What needs to be done ▸
Can the data below be echoed back word for word?

Record set ▸
- - -

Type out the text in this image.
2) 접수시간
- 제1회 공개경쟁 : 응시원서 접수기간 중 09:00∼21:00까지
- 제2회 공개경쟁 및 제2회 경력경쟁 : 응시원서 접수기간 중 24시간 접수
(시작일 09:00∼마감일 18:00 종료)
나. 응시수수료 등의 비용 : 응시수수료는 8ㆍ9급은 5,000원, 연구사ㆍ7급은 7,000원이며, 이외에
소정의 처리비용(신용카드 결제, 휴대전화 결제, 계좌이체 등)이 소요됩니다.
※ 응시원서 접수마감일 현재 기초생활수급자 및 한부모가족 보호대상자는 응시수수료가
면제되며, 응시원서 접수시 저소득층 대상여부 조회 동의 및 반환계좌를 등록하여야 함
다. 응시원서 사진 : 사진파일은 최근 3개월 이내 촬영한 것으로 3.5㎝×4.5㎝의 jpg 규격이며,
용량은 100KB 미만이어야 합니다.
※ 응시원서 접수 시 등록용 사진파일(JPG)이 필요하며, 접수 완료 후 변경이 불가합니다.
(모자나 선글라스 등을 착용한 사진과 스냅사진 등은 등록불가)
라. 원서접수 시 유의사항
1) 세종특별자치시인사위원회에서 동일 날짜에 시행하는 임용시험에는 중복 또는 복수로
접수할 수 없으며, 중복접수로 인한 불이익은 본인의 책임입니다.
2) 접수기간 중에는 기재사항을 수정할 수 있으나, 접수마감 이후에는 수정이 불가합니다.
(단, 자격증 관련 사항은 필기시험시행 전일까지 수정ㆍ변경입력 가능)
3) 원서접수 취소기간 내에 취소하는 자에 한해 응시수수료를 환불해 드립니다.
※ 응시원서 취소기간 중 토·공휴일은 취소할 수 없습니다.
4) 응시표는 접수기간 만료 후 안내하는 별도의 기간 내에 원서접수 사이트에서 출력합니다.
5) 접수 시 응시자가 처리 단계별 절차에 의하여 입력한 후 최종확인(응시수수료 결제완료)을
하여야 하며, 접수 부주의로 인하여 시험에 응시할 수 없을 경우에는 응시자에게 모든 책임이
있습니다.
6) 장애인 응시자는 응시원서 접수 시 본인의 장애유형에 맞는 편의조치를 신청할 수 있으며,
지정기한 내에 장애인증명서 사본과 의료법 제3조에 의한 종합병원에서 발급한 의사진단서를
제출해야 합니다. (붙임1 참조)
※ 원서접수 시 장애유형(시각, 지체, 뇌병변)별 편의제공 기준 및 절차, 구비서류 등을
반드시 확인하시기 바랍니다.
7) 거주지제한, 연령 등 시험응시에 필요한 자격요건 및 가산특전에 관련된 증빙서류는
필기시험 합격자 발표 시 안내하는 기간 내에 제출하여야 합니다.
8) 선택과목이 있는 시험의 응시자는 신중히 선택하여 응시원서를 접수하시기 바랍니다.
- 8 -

- - -

Solution to this problem ▸
Type out the text in this image.
2) 접수시간
- 제1회 공개경쟁 : 응시원서 접수기간 중 09:00∼21:00까지
- 제2회 공개경쟁 및 제2회 경력경쟁 : 응시원서 접수기간 중 24시간 접수
(시작일 09:00∼마감일 18:00 종료)
나. 응시수수료 등의 비용 : 응시수수료는 8ㆍ9급은 5,000원, 연구사ㆍ7급은 7,000원이며, 이외에
소정의 처리비용(신용카드 결제, 휴대전화 결제, 계좌이체 등)이 소요됩니다.
※ 응시원서 접수마감일 현재 기초생활수급자 및 한부모가족 보호대상자는 응시수수료가
면제되며, 응시원서 접수시 저소득층 대상여부 조회 동의 및 반환계좌를 등록하여야 함
다. 응시원서 사진 : 사진파일은 최근 3개월 이내 촬영한 것으로 3.5㎝×4.5㎝의 jpg 규격이며,
용량은 100KB 미만이어야 합니다.
※ 응시원서 접수 시 등록용 사진파일(JPG)이 필요하며, 접수 완료 후 변경이 불가합니다.
(모자나 선글라스 등을 착용한 사진과 스냅사진 등은 등록불가)
라. 원서접수 시 유의사항
1) 세종특별자치시인사위원회에서 동일 날짜에 시행하는 임용시험에는 중복 또는 복수로
접수할 수 없으며, 중복접수로 인한 불이익은 본인의 책임입니다.
2) 접수기간 중에는 기재사항을 수정할 수 있으나, 접수마감 이후에는 수정이 불가합니다.
(단, 자격증 관련 사항은 필기시험시행 전일까지 수정ㆍ변경입력 가능)
3) 원서접수 취소기간 내에 취소하는 자에 한해 응시수수료를 환불해 드립니다.
※ 응시원서 취소기간 중 토·공휴일은 취소할 수 없습니다.
4) 응시표는 접수기간 만료 후 안내하는 별도의 기간 내에 원서접수 사이트에서 출력합니다.
5) 접수 시 응시자가 처리 단계별 절차에 의하여 입력한 후 최종확인(응시수수료 결제완료)을
하여야 하며, 접수 부주의로 인하여 시험에 응시할 수 없을 경우에는 응시자에게 모든 책임이
있습니다.
6) 장애인 응시자는 응시원서 접수 시 본인의 장애유형에 맞는 편의조치를 신청할 수 있으며,
지정기한 내에 장애인증명서 사본과 의료법 제3조에 의한 종합병원에서 발급한 의사진단서를
제출해야 합니다. (붙임1 참조)
※ 원서접수 시 장애유형(시각, 지체, 뇌병변)별 편의제공 기준 및 절차, 구비서류 등을
반드시 확인하시기 바랍니다.
7) 거주지제한, 연령 등 시험응시에 필요한 자격요건 및 가산특전에 관련된 증빙서류는
필기시험 합격자 발표 시 안내하는 기간 내에 제출하여야 합니다.
8) 선택과목이 있는 시험의 응시자는 신중히 선택하여 응시원서를 접수하시기 바랍니다.
- 8 -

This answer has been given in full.